## EXERCISE AIM
Copy every entry word for word. Skip the pictures.

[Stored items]
--- BEGIN ---

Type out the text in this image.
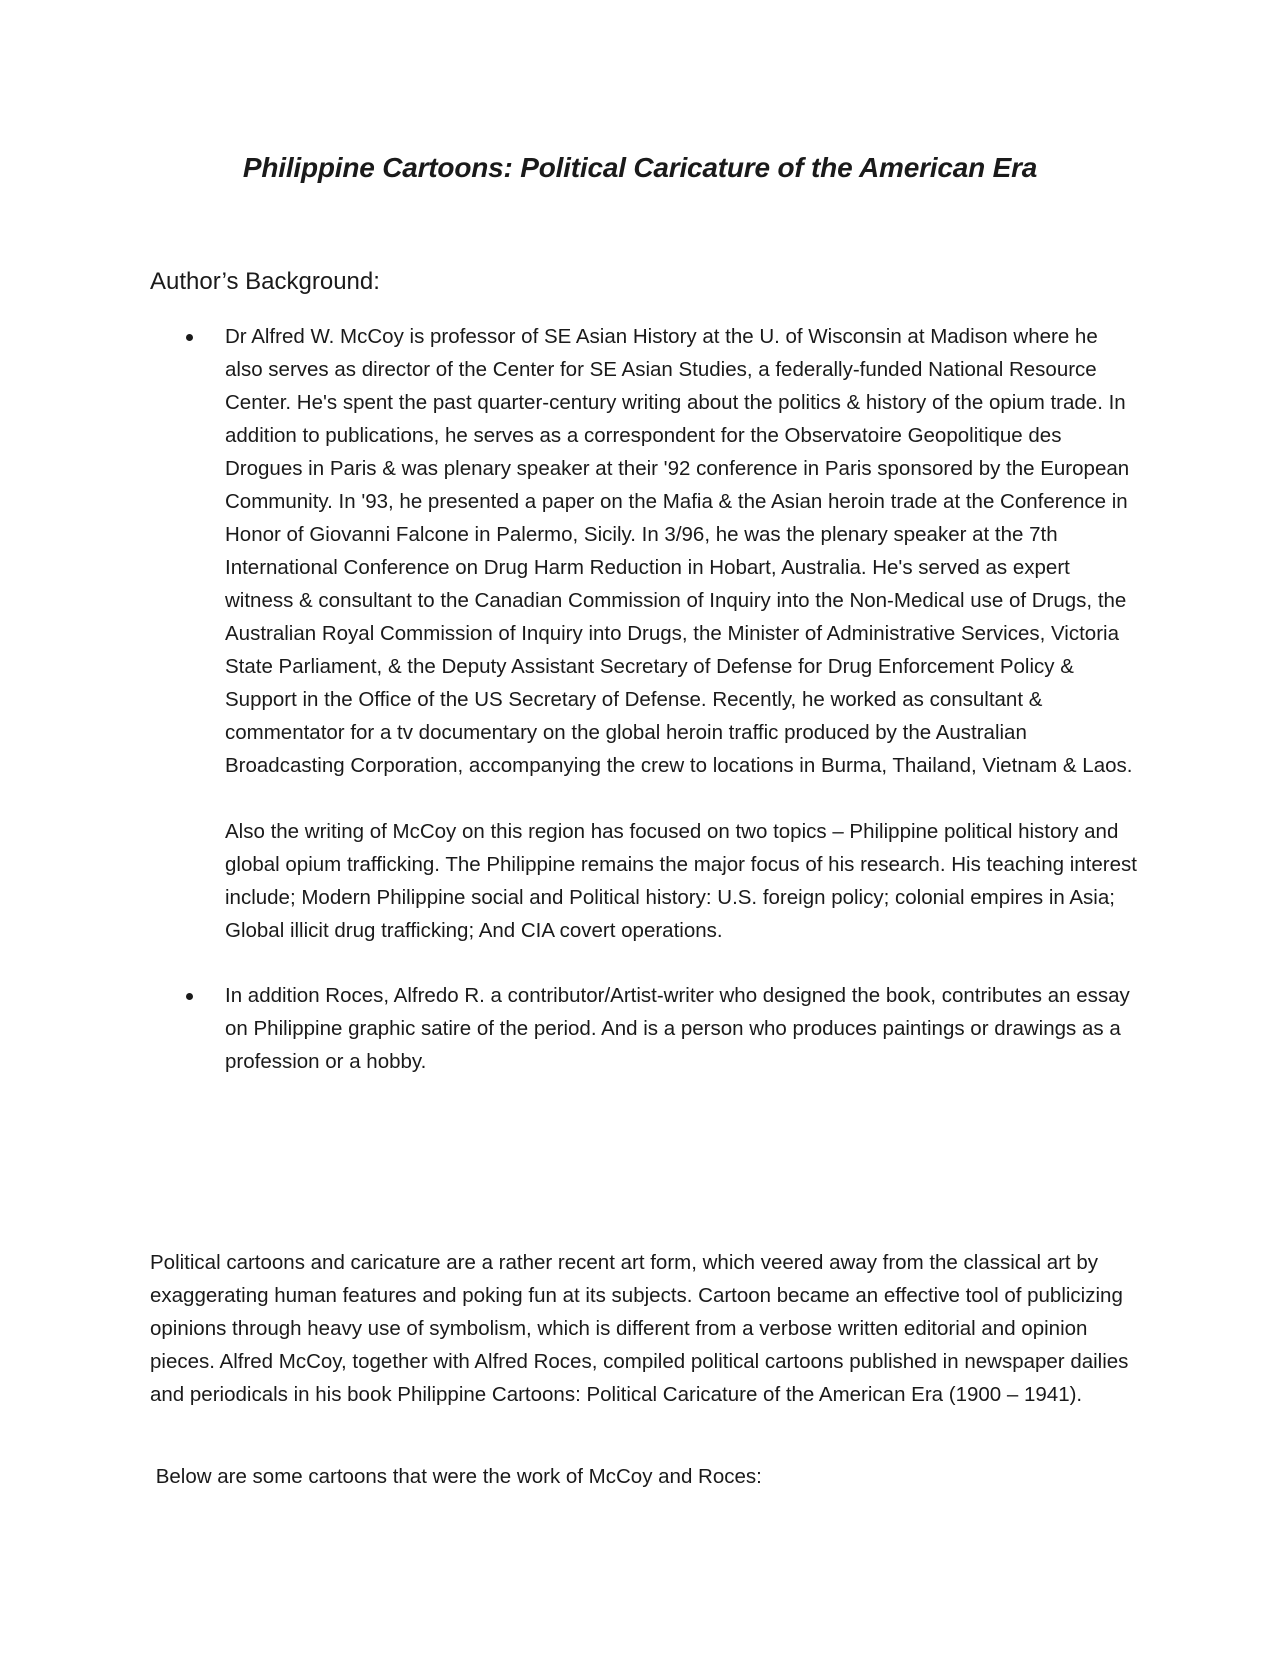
Philippine Cartoons: Political Caricature of the American Era
Author’s Background:

Dr Alfred W. McCoy is professor of SE Asian History at the U. of Wisconsin at Madison where he also serves as director of the Center for SE Asian Studies, a federally-funded National Resource Center. He's spent the past quarter-century writing about the politics & history of the opium trade. In addition to publications, he serves as a correspondent for the Observatoire Geopolitique des Drogues in Paris & was plenary speaker at their '92 conference in Paris sponsored by the European Community. In '93, he presented a paper on the Mafia & the Asian heroin trade at the Conference in Honor of Giovanni Falcone in Palermo, Sicily. In 3/96, he was the plenary speaker at the 7th International Conference on Drug Harm Reduction in Hobart, Australia. He's served as expert witness & consultant to the Canadian Commission of Inquiry into the Non-Medical use of Drugs, the Australian Royal Commission of Inquiry into Drugs, the Minister of Administrative Services, Victoria State Parliament, & the Deputy Assistant Secretary of Defense for Drug Enforcement Policy & Support in the Office of the US Secretary of Defense. Recently, he worked as consultant & commentator for a tv documentary on the global heroin traffic produced by the Australian Broadcasting Corporation, accompanying the crew to locations in Burma, Thailand, Vietnam & Laos.

Also the writing of McCoy on this region has focused on two topics – Philippine political history and global opium trafficking. The Philippine remains the major focus of his research. His teaching interest include; Modern Philippine social and Political history: U.S. foreign policy; colonial empires in Asia; Global illicit drug trafficking; And CIA covert operations.

In addition Roces, Alfredo R. a contributor/Artist-writer who designed the book, contributes an essay on Philippine graphic satire of the period. And is a person who produces paintings or drawings as a profession or a hobby.

Political cartoons and caricature are a rather recent art form, which veered away from the classical art by exaggerating human features and poking fun at its subjects. Cartoon became an effective tool of publicizing opinions through heavy use of symbolism, which is different from a verbose written editorial and opinion pieces. Alfred McCoy, together with Alfred Roces, compiled political cartoons published in newspaper dailies and periodicals in his book Philippine Cartoons: Political Caricature of the American Era (1900 – 1941).

Below are some cartoons that were the work of McCoy and Roces:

--- END ---

## RESPONSE FOR THIS EXERCISE
Type out the text in this image.
Philippine Cartoons: Political Caricature of the American Era
Author’s Background:

Dr Alfred W. McCoy is professor of SE Asian History at the U. of Wisconsin at Madison where he also serves as director of the Center for SE Asian Studies, a federally-funded National Resource Center. He's spent the past quarter-century writing about the politics & history of the opium trade. In addition to publications, he serves as a correspondent for the Observatoire Geopolitique des Drogues in Paris & was plenary speaker at their '92 conference in Paris sponsored by the European Community. In '93, he presented a paper on the Mafia & the Asian heroin trade at the Conference in Honor of Giovanni Falcone in Palermo, Sicily. In 3/96, he was the plenary speaker at the 7th International Conference on Drug Harm Reduction in Hobart, Australia. He's served as expert witness & consultant to the Canadian Commission of Inquiry into the Non-Medical use of Drugs, the Australian Royal Commission of Inquiry into Drugs, the Minister of Administrative Services, Victoria State Parliament, & the Deputy Assistant Secretary of Defense for Drug Enforcement Policy & Support in the Office of the US Secretary of Defense. Recently, he worked as consultant & commentator for a tv documentary on the global heroin traffic produced by the Australian Broadcasting Corporation, accompanying the crew to locations in Burma, Thailand, Vietnam & Laos.

Also the writing of McCoy on this region has focused on two topics – Philippine political history and global opium trafficking. The Philippine remains the major focus of his research. His teaching interest include; Modern Philippine social and Political history: U.S. foreign policy; colonial empires in Asia; Global illicit drug trafficking; And CIA covert operations.

In addition Roces, Alfredo R. a contributor/Artist-writer who designed the book, contributes an essay on Philippine graphic satire of the period. And is a person who produces paintings or drawings as a profession or a hobby.

Political cartoons and caricature are a rather recent art form, which veered away from the classical art by exaggerating human features and poking fun at its subjects. Cartoon became an effective tool of publicizing opinions through heavy use of symbolism, which is different from a verbose written editorial and opinion pieces. Alfred McCoy, together with Alfred Roces, compiled political cartoons published in newspaper dailies and periodicals in his book Philippine Cartoons: Political Caricature of the American Era (1900 – 1941).

Below are some cartoons that were the work of McCoy and Roces:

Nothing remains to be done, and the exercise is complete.